Task directions: The records that follow are to be repeated without alteration.

[Figure record extracts]
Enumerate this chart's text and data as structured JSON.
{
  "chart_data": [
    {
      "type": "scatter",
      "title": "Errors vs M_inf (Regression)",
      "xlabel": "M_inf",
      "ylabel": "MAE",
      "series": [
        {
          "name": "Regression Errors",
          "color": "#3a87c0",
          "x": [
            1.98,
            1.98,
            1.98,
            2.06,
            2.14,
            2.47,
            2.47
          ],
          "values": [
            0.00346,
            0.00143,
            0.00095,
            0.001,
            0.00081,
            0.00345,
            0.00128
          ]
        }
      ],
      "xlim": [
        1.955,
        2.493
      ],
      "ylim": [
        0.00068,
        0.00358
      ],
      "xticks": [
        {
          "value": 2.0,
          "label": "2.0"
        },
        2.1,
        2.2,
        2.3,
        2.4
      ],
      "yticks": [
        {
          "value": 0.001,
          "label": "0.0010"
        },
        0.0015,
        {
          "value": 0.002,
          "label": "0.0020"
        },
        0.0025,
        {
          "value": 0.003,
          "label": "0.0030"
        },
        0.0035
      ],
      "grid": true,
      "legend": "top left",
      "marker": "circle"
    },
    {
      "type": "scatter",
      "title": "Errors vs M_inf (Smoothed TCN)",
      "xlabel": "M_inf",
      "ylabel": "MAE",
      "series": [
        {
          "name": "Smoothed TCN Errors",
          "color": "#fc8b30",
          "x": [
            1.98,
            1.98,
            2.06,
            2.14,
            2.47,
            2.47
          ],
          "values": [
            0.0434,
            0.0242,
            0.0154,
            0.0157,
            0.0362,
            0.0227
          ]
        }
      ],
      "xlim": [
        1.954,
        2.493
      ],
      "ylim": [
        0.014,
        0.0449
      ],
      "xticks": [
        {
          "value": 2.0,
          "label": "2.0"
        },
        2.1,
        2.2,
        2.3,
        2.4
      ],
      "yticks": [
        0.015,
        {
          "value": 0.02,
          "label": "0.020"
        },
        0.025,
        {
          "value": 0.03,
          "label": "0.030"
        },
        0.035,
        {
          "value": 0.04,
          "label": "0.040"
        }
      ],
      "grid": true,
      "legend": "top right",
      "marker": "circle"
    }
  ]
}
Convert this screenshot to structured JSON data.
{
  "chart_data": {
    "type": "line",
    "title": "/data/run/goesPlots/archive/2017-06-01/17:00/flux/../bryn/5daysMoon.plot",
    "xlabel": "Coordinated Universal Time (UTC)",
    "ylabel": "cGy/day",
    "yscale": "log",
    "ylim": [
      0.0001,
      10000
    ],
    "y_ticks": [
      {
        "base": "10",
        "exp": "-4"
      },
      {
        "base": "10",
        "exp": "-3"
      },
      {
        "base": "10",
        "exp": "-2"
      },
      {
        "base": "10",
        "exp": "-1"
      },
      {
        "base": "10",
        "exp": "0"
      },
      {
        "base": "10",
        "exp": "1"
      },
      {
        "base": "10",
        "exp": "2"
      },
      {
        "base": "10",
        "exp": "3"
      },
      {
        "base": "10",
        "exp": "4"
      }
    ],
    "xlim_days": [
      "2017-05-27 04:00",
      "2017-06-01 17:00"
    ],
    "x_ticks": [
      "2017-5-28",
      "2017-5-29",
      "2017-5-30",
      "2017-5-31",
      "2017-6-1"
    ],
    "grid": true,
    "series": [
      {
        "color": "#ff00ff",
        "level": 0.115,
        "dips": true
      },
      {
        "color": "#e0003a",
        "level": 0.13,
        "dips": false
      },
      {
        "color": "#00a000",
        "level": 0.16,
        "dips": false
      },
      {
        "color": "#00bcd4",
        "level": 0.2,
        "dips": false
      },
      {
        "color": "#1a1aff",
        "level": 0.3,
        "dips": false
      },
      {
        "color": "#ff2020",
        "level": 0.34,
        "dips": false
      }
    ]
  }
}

Exercise response:
Enumerate this chart's text and data as structured JSON.
{
  "chart_data": [
    {
      "type": "scatter",
      "title": "Errors vs M_inf (Regression)",
      "xlabel": "M_inf",
      "ylabel": "MAE",
      "series": [
        {
          "name": "Regression Errors",
          "color": "#3a87c0",
          "x": [
            1.98,
            1.98,
            1.98,
            2.06,
            2.14,
            2.47,
            2.47
          ],
          "values": [
            0.00346,
            0.00143,
            0.00095,
            0.001,
            0.00081,
            0.00345,
            0.00128
          ]
        }
      ],
      "xlim": [
        1.955,
        2.493
      ],
      "ylim": [
        0.00068,
        0.00358
      ],
      "xticks": [
        {
          "value": 2.0,
          "label": "2.0"
        },
        2.1,
        2.2,
        2.3,
        2.4
      ],
      "yticks": [
        {
          "value": 0.001,
          "label": "0.0010"
        },
        0.0015,
        {
          "value": 0.002,
          "label": "0.0020"
        },
        0.0025,
        {
          "value": 0.003,
          "label": "0.0030"
        },
        0.0035
      ],
      "grid": true,
      "legend": "top left",
      "marker": "circle"
    },
    {
      "type": "scatter",
      "title": "Errors vs M_inf (Smoothed TCN)",
      "xlabel": "M_inf",
      "ylabel": "MAE",
      "series": [
        {
          "name": "Smoothed TCN Errors",
          "color": "#fc8b30",
          "x": [
            1.98,
            1.98,
            2.06,
            2.14,
            2.47,
            2.47
          ],
          "values": [
            0.0434,
            0.0242,
            0.0154,
            0.0157,
            0.0362,
            0.0227
          ]
        }
      ],
      "xlim": [
        1.954,
        2.493
      ],
      "ylim": [
        0.014,
        0.0449
      ],
      "xticks": [
        {
          "value": 2.0,
          "label": "2.0"
        },
        2.1,
        2.2,
        2.3,
        2.4
      ],
      "yticks": [
        0.015,
        {
          "value": 0.02,
          "label": "0.020"
        },
        0.025,
        {
          "value": 0.03,
          "label": "0.030"
        },
        0.035,
        {
          "value": 0.04,
          "label": "0.040"
        }
      ],
      "grid": true,
      "legend": "top right",
      "marker": "circle"
    }
  ]
}
Convert this screenshot to structured JSON data.
{
  "chart_data": {
    "type": "line",
    "title": "/data/run/goesPlots/archive/2017-06-01/17:00/flux/../bryn/5daysMoon.plot",
    "xlabel": "Coordinated Universal Time (UTC)",
    "ylabel": "cGy/day",
    "yscale": "log",
    "ylim": [
      0.0001,
      10000
    ],
    "y_ticks": [
      {
        "base": "10",
        "exp": "-4"
      },
      {
        "base": "10",
        "exp": "-3"
      },
      {
        "base": "10",
        "exp": "-2"
      },
      {
        "base": "10",
        "exp": "-1"
      },
      {
        "base": "10",
        "exp": "0"
      },
      {
        "base": "10",
        "exp": "1"
      },
      {
        "base": "10",
        "exp": "2"
      },
      {
        "base": "10",
        "exp": "3"
      },
      {
        "base": "10",
        "exp": "4"
      }
    ],
    "xlim_days": [
      "2017-05-27 04:00",
      "2017-06-01 17:00"
    ],
    "x_ticks": [
      "2017-5-28",
      "2017-5-29",
      "2017-5-30",
      "2017-5-31",
      "2017-6-1"
    ],
    "grid": true,
    "series": [
      {
        "color": "#ff00ff",
        "level": 0.115,
        "dips": true
      },
      {
        "color": "#e0003a",
        "level": 0.13,
        "dips": false
      },
      {
        "color": "#00a000",
        "level": 0.16,
        "dips": false
      },
      {
        "color": "#00bcd4",
        "level": 0.2,
        "dips": false
      },
      {
        "color": "#1a1aff",
        "level": 0.3,
        "dips": false
      },
      {
        "color": "#ff2020",
        "level": 0.34,
        "dips": false
      }
    ]
  }
}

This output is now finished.